### PROMPT
Please pull out every line that includes the string "wage".

### DATA FOR THE TASK
--- begin ---
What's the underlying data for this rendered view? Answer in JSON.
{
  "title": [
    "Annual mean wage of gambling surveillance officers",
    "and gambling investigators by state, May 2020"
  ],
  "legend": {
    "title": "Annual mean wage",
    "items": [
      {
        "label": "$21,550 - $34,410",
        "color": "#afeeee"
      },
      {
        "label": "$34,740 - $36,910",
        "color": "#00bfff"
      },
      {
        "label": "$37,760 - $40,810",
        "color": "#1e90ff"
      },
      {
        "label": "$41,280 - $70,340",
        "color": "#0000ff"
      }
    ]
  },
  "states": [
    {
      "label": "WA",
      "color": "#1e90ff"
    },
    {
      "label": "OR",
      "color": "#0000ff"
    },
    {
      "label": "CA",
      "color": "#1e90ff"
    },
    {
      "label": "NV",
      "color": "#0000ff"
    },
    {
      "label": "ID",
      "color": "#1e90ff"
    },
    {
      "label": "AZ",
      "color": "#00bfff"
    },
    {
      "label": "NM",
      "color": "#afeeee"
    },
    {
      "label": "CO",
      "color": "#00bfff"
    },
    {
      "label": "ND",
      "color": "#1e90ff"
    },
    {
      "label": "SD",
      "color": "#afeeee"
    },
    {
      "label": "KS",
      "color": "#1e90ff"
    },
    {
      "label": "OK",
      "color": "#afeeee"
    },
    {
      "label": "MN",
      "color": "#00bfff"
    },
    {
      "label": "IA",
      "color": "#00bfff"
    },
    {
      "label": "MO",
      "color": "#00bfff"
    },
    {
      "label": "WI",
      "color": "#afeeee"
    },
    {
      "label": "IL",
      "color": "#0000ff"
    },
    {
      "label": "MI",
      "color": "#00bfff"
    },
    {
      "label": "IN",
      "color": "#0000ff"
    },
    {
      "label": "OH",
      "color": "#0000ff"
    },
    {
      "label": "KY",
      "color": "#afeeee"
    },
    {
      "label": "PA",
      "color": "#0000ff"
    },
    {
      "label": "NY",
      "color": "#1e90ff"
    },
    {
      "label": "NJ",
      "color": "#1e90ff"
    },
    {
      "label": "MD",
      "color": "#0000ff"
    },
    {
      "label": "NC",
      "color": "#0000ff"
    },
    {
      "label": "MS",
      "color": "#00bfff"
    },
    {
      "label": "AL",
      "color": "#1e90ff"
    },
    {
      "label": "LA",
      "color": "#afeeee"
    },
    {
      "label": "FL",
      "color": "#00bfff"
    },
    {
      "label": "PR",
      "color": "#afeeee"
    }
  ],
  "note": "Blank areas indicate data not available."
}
--- end ---
### SOLUTION
    "Annual mean wage of gambling surveillance officers",
    "title": "Annual mean wage",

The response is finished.